Data entries
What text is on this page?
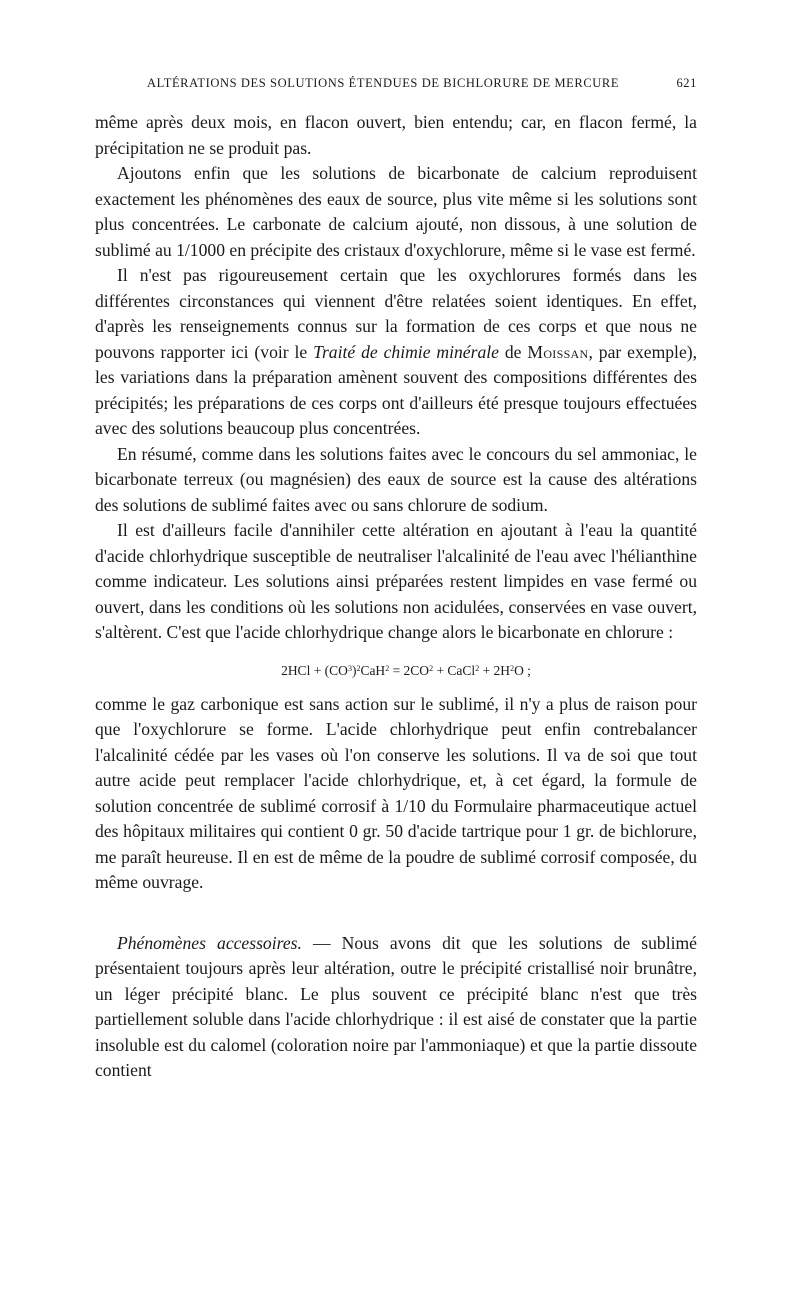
ALTÉRATIONS DES SOLUTIONS ÉTENDUES DE BICHLORURE DE MERCURE	621

même après deux mois, en flacon ouvert, bien entendu; car, en flacon fermé, la précipitation ne se produit pas.

Ajoutons enfin que les solutions de bicarbonate de calcium reproduisent exactement les phénomènes des eaux de source, plus vite même si les solutions sont plus concentrées. Le carbonate de calcium ajouté, non dissous, à une solution de sublimé au 1/1000 en précipite des cristaux d'oxychlorure, même si le vase est fermé.

Il n'est pas rigoureusement certain que les oxychlorures formés dans les différentes circonstances qui viennent d'être relatées soient identiques. En effet, d'après les renseignements connus sur la formation de ces corps et que nous ne pouvons rapporter ici (voir le Traité de chimie minérale de Moissan, par exemple), les variations dans la préparation amènent souvent des compositions différentes des précipités; les préparations de ces corps ont d'ailleurs été presque toujours effectuées avec des solutions beaucoup plus concentrées.

En résumé, comme dans les solutions faites avec le concours du sel ammoniac, le bicarbonate terreux (ou magnésien) des eaux de source est la cause des altérations des solutions de sublimé faites avec ou sans chlorure de sodium.

Il est d'ailleurs facile d'annihiler cette altération en ajoutant à l'eau la quantité d'acide chlorhydrique susceptible de neutraliser l'alcalinité de l'eau avec l'hélianthine comme indicateur. Les solutions ainsi préparées restent limpides en vase fermé ou ouvert, dans les conditions où les solutions non acidulées, conservées en vase ouvert, s'altèrent. C'est que l'acide chlorhydrique change alors le bicarbonate en chlorure :

$2HCl + (CO^3)^2CaH^2 = 2CO^2$ + CaCl$^2$ + $2H^2O$ ;

comme le gaz carbonique est sans action sur le sublimé, il n'y a plus de raison pour que l'oxychlorure se forme. L'acide chlorhydrique peut enfin contrebalancer l'alcalinité cédée par les vases où l'on conserve les solutions. Il va de soi que tout autre acide peut remplacer l'acide chlorhydrique, et, à cet égard, la formule de solution concentrée de sublimé corrosif à 1/10 du Formulaire pharmaceutique actuel des hôpitaux militaires qui contient 0 gr. 50 d'acide tartrique pour 1 gr. de bichlorure, me paraît heureuse. Il en est de même de la poudre de sublimé corrosif composée, du même ouvrage.

Phénomènes accessoires. — Nous avons dit que les solutions de sublimé présentaient toujours après leur altération, outre le précipité cristallisé noir brunâtre, un léger précipité blanc. Le plus souvent ce précipité blanc n'est que très partiellement soluble dans l'acide chlorhydrique : il est aisé de constater que la partie insoluble est du calomel (coloration noire par l'ammoniaque) et que la partie dissoute contient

== REQUIREMENTS ==
Lines containing the string "toujours" should be counted; reply with their number and nothing more.

== WRITTEN SOLUTION ==
2